Required task =>
Find every line containing the word "quien" in the records below; report only how many there are.
+++
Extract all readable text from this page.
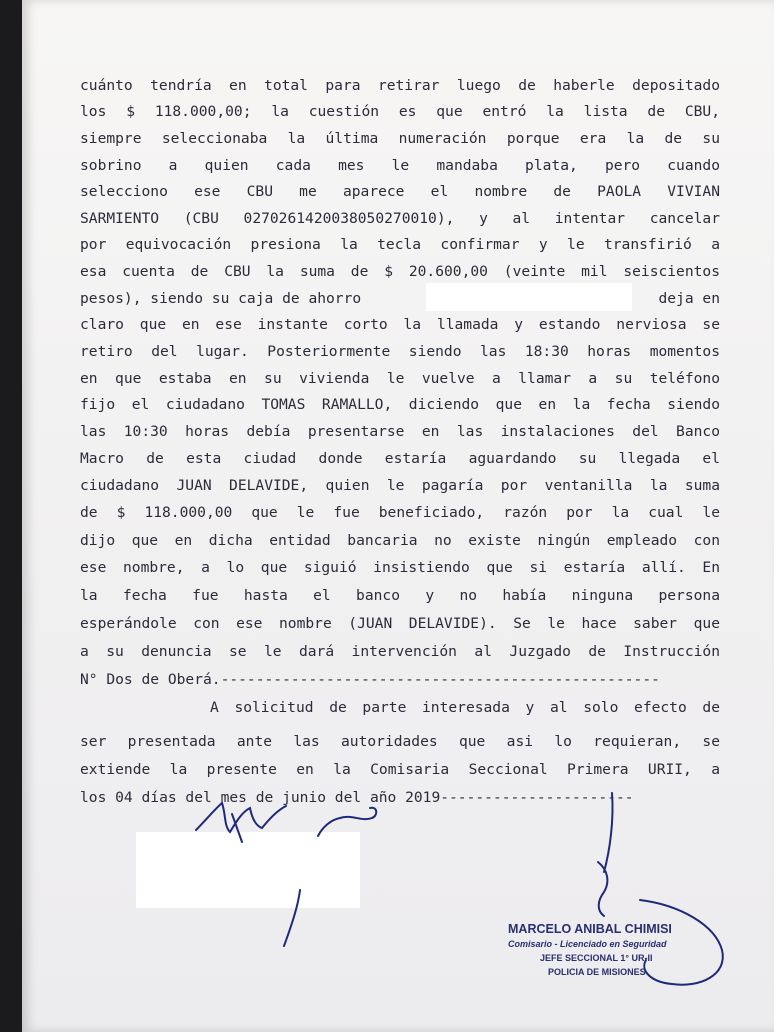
cuánto tendría en total para retirar luego de haberle depositado

los $ 118.000,00; la cuestión es que entró la lista de CBU,

siempre seleccionaba la última numeración porque era la de su

sobrino a quien cada mes le mandaba plata, pero cuando

selecciono ese CBU me aparece el nombre de PAOLA VIVIAN

SARMIENTO (CBU 0270261420038050270010), y al intentar cancelar

por equivocación presiona la tecla confirmar y le transfirió a

esa cuenta de CBU la suma de $ 20.600,00 (veinte mil seiscientos

pesos), siendo su caja de ahorro	deja en

claro que en ese instante corto la llamada y estando nerviosa se

retiro del lugar. Posteriormente siendo las 18:30 horas momentos

en que estaba en su vivienda le vuelve a llamar a su teléfono

fijo el ciudadano TOMAS RAMALLO, diciendo que en la fecha siendo

las 10:30 horas debía presentarse en las instalaciones del Banco

Macro de esta ciudad donde estaría aguardando su llegada el

ciudadano JUAN DELAVIDE, quien le pagaría por ventanilla la suma

de $ 118.000,00 que le fue beneficiado, razón por la cual le

dijo que en dicha entidad bancaria no existe ningún empleado con

ese nombre, a lo que siguió insistiendo que si estaría allí. En

la fecha fue hasta el banco y no había ninguna persona

esperándole con ese nombre (JUAN DELAVIDE). Se le hace saber que

a su denuncia se le dará intervención al Juzgado de Instrucción

N° Dos de Oberá.--------------------------------------------------

A solicitud de parte interesada y al solo efecto de

ser presentada ante las autoridades que asi lo requieran, se

extiende la presente en la Comisaria Seccional Primera URII, a

los 04 días del mes de junio del año 2019----------------------

MARCELO ANIBAL CHIMISI
Comisario - Licenciado en Seguridad
JEFE SECCIONAL 1° UR-II
POLICIA DE MISIONES
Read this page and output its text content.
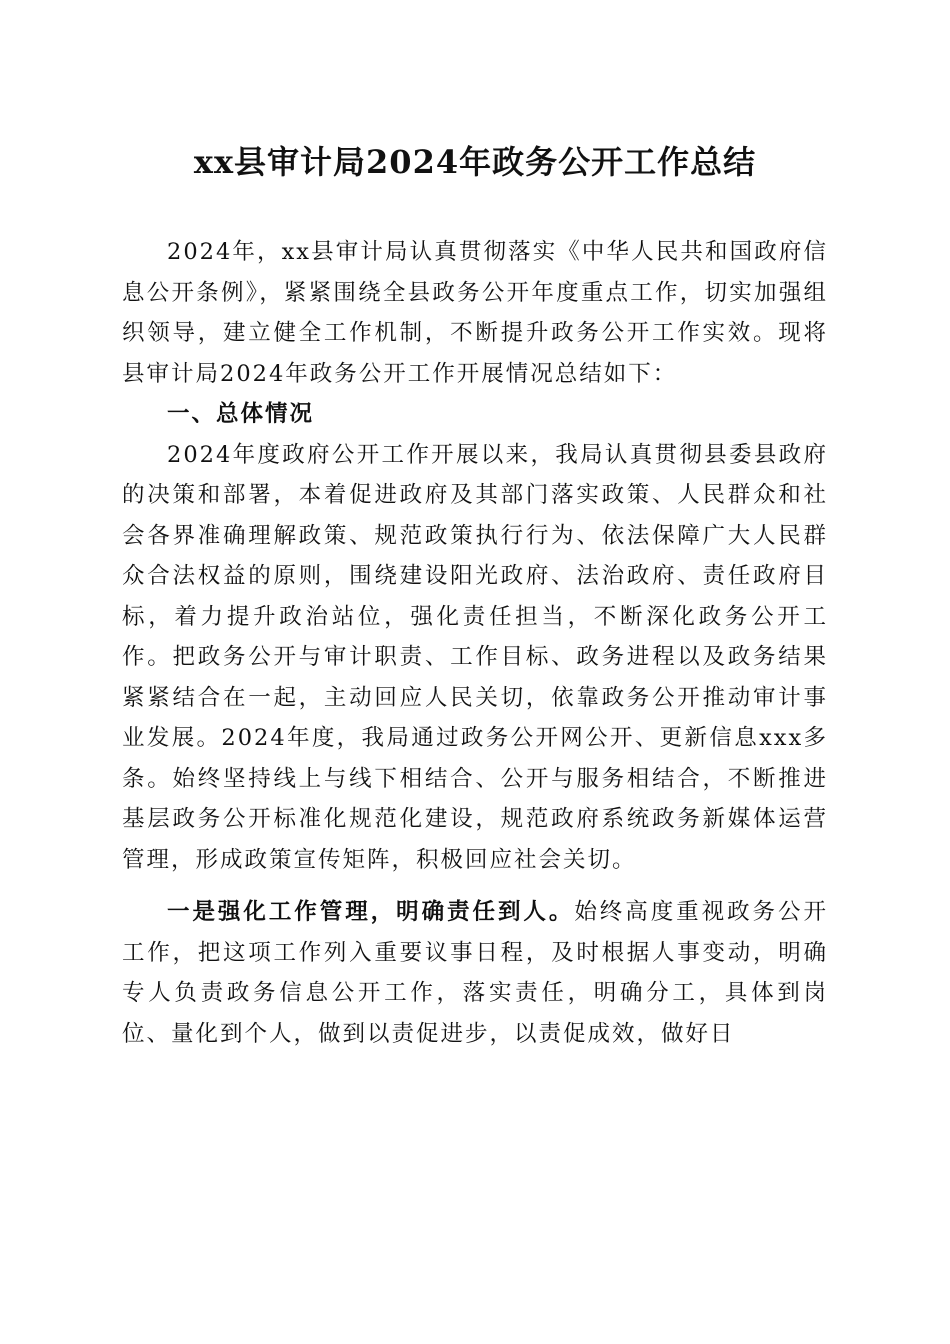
xx县审计局2024年政务公开工作总结

2024年，xx县审计局认真贯彻落实《中华人民共和国政府信息公开条例》，紧紧围绕全县政务公开年度重点工作，切实加强组织领导，建立健全工作机制，不断提升政务公开工作实效。现将县审计局2024年政务公开工作开展情况总结如下：

一、总体情况

2024年度政府公开工作开展以来，我局认真贯彻县委县政府的决策和部署，本着促进政府及其部门落实政策、人民群众和社会各界准确理解政策、规范政策执行行为、依法保障广大人民群众合法权益的原则，围绕建设阳光政府、法治政府、责任政府目标，着力提升政治站位，强化责任担当，不断深化政务公开工作。把政务公开与审计职责、工作目标、政务进程以及政务结果紧紧结合在一起，主动回应人民关切，依靠政务公开推动审计事业发展。2024年度，我局通过政务公开网公开、更新信息xxx多条。始终坚持线上与线下相结合、公开与服务相结合，不断推进基层政务公开标准化规范化建设，规范政府系统政务新媒体运营管理，形成政策宣传矩阵，积极回应社会关切。

一是强化工作管理，明确责任到人。始终高度重视政务公开工作，把这项工作列入重要议事日程，及时根据人事变动，明确专人负责政务信息公开工作，落实责任，明确分工，具体到岗位、量化到个人，做到以责促进步，以责促成效，做好日
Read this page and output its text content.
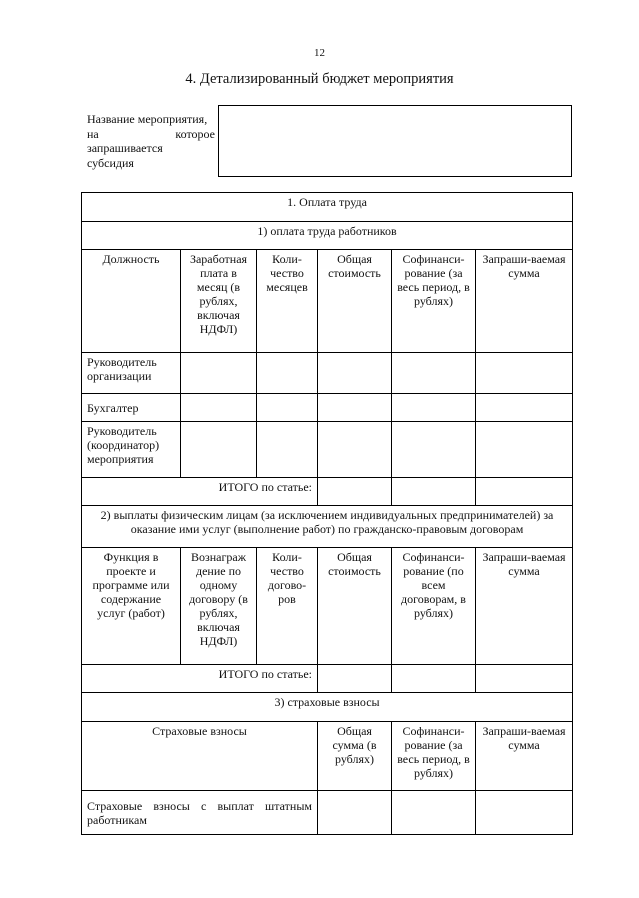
12
4. Детализированный бюджет мероприятия
Название мероприятия,
на	которое
запрашивается
субсидия
1. Оплата труда					
1) оплата труда работников					
Должность	Заработная плата в месяц (в рублях, включая НДФЛ)	Коли-чество месяцев	Общая стоимость	Софинанси-рование (за весь период, в рублях)	Запраши-ваемая сумма
Руководитель организации					
Бухгалтер					
Руководитель (координатор) мероприятия					
ИТОГО по статье:					
2) выплаты физическим лицам (за исключением индивидуальных предпринимателей) за оказание ими услуг (выполнение работ) по гражданско-правовым договорам					
Функция в проекте и программе или содержание услуг (работ)	Вознаграж дение по одному договору (в рублях, включая НДФЛ)	Коли-чество догово-ров	Общая стоимость	Софинанси-рование (по всем договорам, в рублях)	Запраши-ваемая сумма
ИТОГО по статье:					
3) страховые взносы					
Страховые взносы			Общая сумма (в рублях)	Софинанси-рование (за весь период, в рублях)	Запраши-ваемая сумма
Страховые взносы с выплат штатным работникам					
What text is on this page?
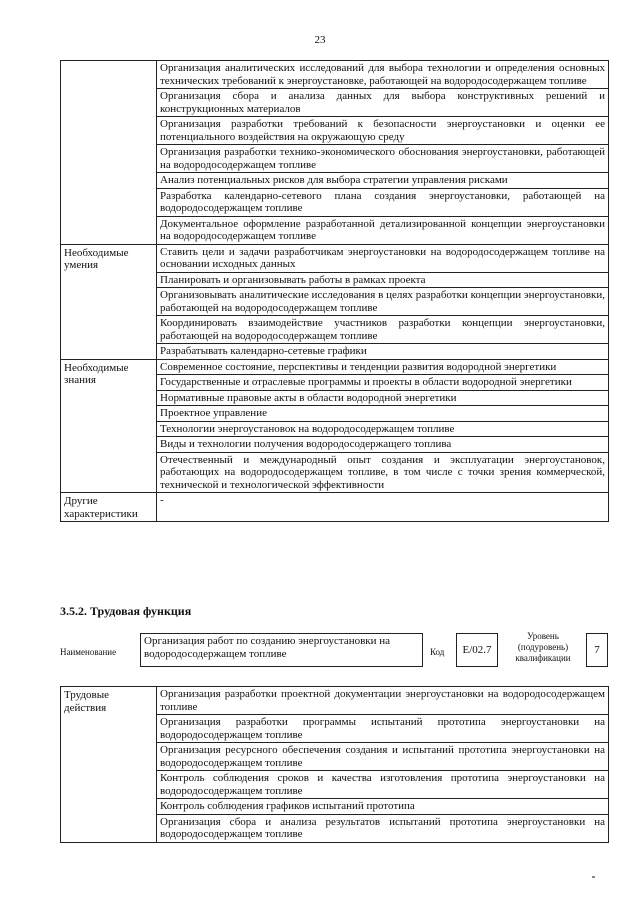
23
	Организация аналитических исследований для выбора технологии и определения основных технических требований к энергоустановке, работающей на водородосодержащем топливе
	Организация сбора и анализа данных для выбора конструктивных решений и конструкционных материалов
	Организация разработки требований к безопасности энергоустановки и оценки ее потенциального воздействия на окружающую среду
	Организация разработки технико-экономического обоснования энергоустановки, работающей на водородосодержащем топливе
	Анализ потенциальных рисков для выбора стратегии управления рисками
	Разработка календарно-сетевого плана создания энергоустановки, работающей на водородосодержащем топливе
	Документальное оформление разработанной детализированной концепции энергоустановки на водородосодержащем топливе
Необходимые умения	Ставить цели и задачи разработчикам энергоустановки на водородосодержащем топливе на основании исходных данных
	Планировать и организовывать работы в рамках проекта
	Организовывать аналитические исследования в целях разработки концепции энергоустановки, работающей на водородосодержащем топливе
	Координировать взаимодействие участников разработки концепции энергоустановки, работающей на водородосодержащем топливе
	Разрабатывать календарно-сетевые графики
Необходимые знания	Современное состояние, перспективы и тенденции развития водородной энергетики
	Государственные и отраслевые программы и проекты в области водородной энергетики
	Нормативные правовые акты в области водородной энергетики
	Проектное управление
	Технологии энергоустановок на водородосодержащем топливе
	Виды и технологии получения водородосодержащего топлива
	Отечественный и международный опыт создания и эксплуатации энергоустановок, работающих на водородосодержащем топливе, в том числе с точки зрения коммерческой, технической и технологической эффективности
Другие характеристики	-
3.5.2. Трудовая функция
Наименование
Организация работ по созданию энергоустановки на водородосодержащем топливе	Код	E/02.7
Уровень (подуровень) квалификации
7
Трудовые действия	Организация разработки проектной документации энергоустановки на водородосодержащем топливе
Организация разработки программы испытаний прототипа энергоустановки на водородосодержащем топливе
Организация ресурсного обеспечения создания и испытаний прототипа энергоустановки на водородосодержащем топливе
Контроль соблюдения сроков и качества изготовления прототипа энергоустановки на водородосодержащем топливе
Контроль соблюдения графиков испытаний прототипа
Организация сбора и анализа результатов испытаний прототипа энергоустановки на водородосодержащем топливе
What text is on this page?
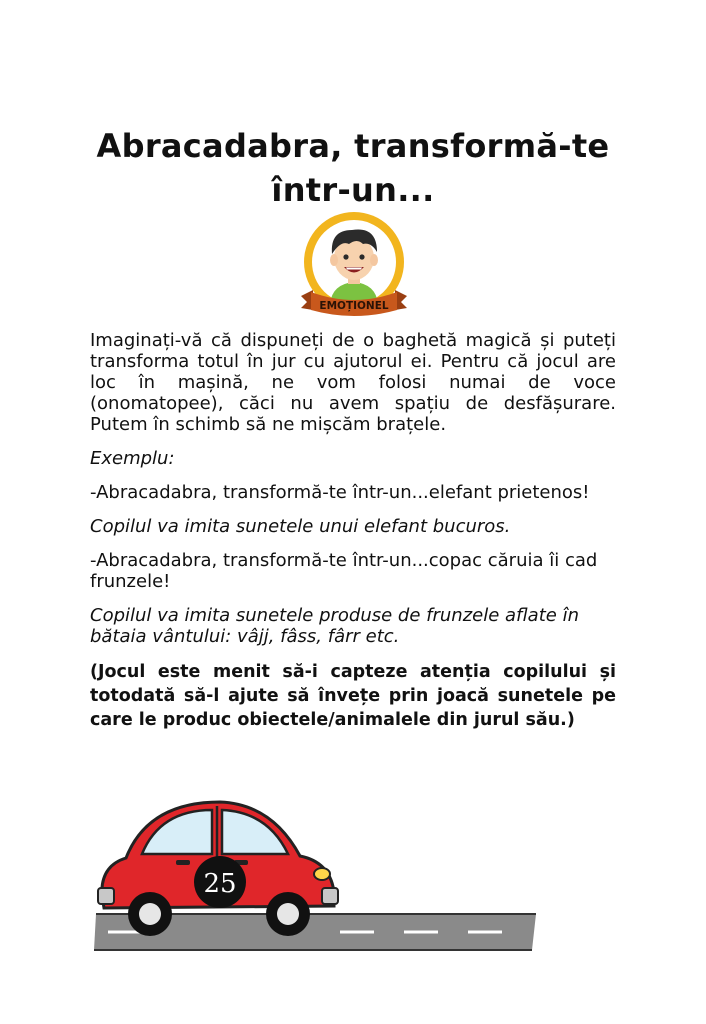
Abracadabra, transformă-te
într-un...
EMOȚIONEL

Imaginați-vă că dispuneți de o baghetă magică și puteți transforma totul în jur cu ajutorul ei. Pentru că jocul are loc în mașină, ne vom folosi numai de voce (onomatopee), căci nu avem spațiu de desfășurare. Putem în schimb să ne mișcăm brațele.

Exemplu:

-Abracadabra, transformă-te într-un...elefant prietenos!

Copilul va imita sunetele unui elefant bucuros.

-Abracadabra, transformă-te într-un...copac căruia îi cad frunzele!

Copilul va imita sunetele produse de frunzele aflate în bătaia vântului: vâjj, fâss, fârr etc.

(Jocul este menit să-i capteze atenția copilului și totodată să-l ajute să învețe prin joacă sunetele pe care le produc obiectele/animalele din jurul său.)

25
+++
The completed task =>
2